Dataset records

::::

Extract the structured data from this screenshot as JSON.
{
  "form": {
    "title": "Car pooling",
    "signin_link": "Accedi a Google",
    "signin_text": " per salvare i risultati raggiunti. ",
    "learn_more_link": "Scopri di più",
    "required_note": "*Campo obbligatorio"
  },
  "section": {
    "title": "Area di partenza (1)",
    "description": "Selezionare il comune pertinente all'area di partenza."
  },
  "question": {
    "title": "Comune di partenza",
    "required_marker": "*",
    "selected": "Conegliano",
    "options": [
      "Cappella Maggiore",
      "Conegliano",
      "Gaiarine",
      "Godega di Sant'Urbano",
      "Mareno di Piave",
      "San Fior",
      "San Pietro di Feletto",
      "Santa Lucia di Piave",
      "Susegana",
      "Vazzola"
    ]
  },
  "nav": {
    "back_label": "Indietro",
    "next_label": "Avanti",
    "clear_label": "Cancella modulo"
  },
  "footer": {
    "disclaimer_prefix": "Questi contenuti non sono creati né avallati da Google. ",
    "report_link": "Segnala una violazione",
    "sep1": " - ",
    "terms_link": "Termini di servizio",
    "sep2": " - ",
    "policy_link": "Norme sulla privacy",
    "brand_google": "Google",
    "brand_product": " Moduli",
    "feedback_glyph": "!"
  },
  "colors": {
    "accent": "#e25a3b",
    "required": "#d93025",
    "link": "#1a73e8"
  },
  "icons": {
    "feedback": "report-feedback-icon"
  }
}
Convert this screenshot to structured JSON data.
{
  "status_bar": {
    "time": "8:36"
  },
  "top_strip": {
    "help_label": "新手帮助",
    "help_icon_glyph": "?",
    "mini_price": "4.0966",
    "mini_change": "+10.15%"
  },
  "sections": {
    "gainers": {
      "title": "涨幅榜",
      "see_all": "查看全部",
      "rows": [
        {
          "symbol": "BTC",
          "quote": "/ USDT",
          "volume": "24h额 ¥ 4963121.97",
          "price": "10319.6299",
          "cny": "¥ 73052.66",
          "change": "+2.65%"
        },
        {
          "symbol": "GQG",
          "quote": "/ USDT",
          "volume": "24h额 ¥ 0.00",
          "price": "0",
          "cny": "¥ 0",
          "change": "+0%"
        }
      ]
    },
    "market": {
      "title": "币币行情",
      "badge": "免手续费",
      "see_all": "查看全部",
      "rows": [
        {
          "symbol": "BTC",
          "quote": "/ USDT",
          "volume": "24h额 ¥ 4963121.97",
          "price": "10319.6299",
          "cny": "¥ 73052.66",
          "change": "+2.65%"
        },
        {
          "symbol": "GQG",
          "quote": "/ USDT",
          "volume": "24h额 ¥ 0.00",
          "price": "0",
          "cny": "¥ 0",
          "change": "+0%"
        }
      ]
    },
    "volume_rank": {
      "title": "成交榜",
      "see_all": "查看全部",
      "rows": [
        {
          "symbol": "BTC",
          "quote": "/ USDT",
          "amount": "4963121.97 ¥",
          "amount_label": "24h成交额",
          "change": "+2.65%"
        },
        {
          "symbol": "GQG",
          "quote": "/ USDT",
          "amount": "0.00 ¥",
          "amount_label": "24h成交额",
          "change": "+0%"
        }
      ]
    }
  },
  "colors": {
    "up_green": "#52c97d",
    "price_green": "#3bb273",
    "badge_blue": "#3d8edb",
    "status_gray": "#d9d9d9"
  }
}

::::

> **WHAT TO WORK ON**
Can you reproduce all the material exactly?

> **FINISHED ANSWER**
Extract the structured data from this screenshot as JSON.
{
  "form": {
    "title": "Car pooling",
    "signin_link": "Accedi a Google",
    "signin_text": " per salvare i risultati raggiunti. ",
    "learn_more_link": "Scopri di più",
    "required_note": "*Campo obbligatorio"
  },
  "section": {
    "title": "Area di partenza (1)",
    "description": "Selezionare il comune pertinente all'area di partenza."
  },
  "question": {
    "title": "Comune di partenza",
    "required_marker": "*",
    "selected": "Conegliano",
    "options": [
      "Cappella Maggiore",
      "Conegliano",
      "Gaiarine",
      "Godega di Sant'Urbano",
      "Mareno di Piave",
      "San Fior",
      "San Pietro di Feletto",
      "Santa Lucia di Piave",
      "Susegana",
      "Vazzola"
    ]
  },
  "nav": {
    "back_label": "Indietro",
    "next_label": "Avanti",
    "clear_label": "Cancella modulo"
  },
  "footer": {
    "disclaimer_prefix": "Questi contenuti non sono creati né avallati da Google. ",
    "report_link": "Segnala una violazione",
    "sep1": " - ",
    "terms_link": "Termini di servizio",
    "sep2": " - ",
    "policy_link": "Norme sulla privacy",
    "brand_google": "Google",
    "brand_product": " Moduli",
    "feedback_glyph": "!"
  },
  "colors": {
    "accent": "#e25a3b",
    "required": "#d93025",
    "link": "#1a73e8"
  },
  "icons": {
    "feedback": "report-feedback-icon"
  }
}
Convert this screenshot to structured JSON data.
{
  "status_bar": {
    "time": "8:36"
  },
  "top_strip": {
    "help_label": "新手帮助",
    "help_icon_glyph": "?",
    "mini_price": "4.0966",
    "mini_change": "+10.15%"
  },
  "sections": {
    "gainers": {
      "title": "涨幅榜",
      "see_all": "查看全部",
      "rows": [
        {
          "symbol": "BTC",
          "quote": "/ USDT",
          "volume": "24h额 ¥ 4963121.97",
          "price": "10319.6299",
          "cny": "¥ 73052.66",
          "change": "+2.65%"
        },
        {
          "symbol": "GQG",
          "quote": "/ USDT",
          "volume": "24h额 ¥ 0.00",
          "price": "0",
          "cny": "¥ 0",
          "change": "+0%"
        }
      ]
    },
    "market": {
      "title": "币币行情",
      "badge": "免手续费",
      "see_all": "查看全部",
      "rows": [
        {
          "symbol": "BTC",
          "quote": "/ USDT",
          "volume": "24h额 ¥ 4963121.97",
          "price": "10319.6299",
          "cny": "¥ 73052.66",
          "change": "+2.65%"
        },
        {
          "symbol": "GQG",
          "quote": "/ USDT",
          "volume": "24h额 ¥ 0.00",
          "price": "0",
          "cny": "¥ 0",
          "change": "+0%"
        }
      ]
    },
    "volume_rank": {
      "title": "成交榜",
      "see_all": "查看全部",
      "rows": [
        {
          "symbol": "BTC",
          "quote": "/ USDT",
          "amount": "4963121.97 ¥",
          "amount_label": "24h成交额",
          "change": "+2.65%"
        },
        {
          "symbol": "GQG",
          "quote": "/ USDT",
          "amount": "0.00 ¥",
          "amount_label": "24h成交额",
          "change": "+0%"
        }
      ]
    }
  },
  "colors": {
    "up_green": "#52c97d",
    "price_green": "#3bb273",
    "badge_blue": "#3d8edb",
    "status_gray": "#d9d9d9"
  }
}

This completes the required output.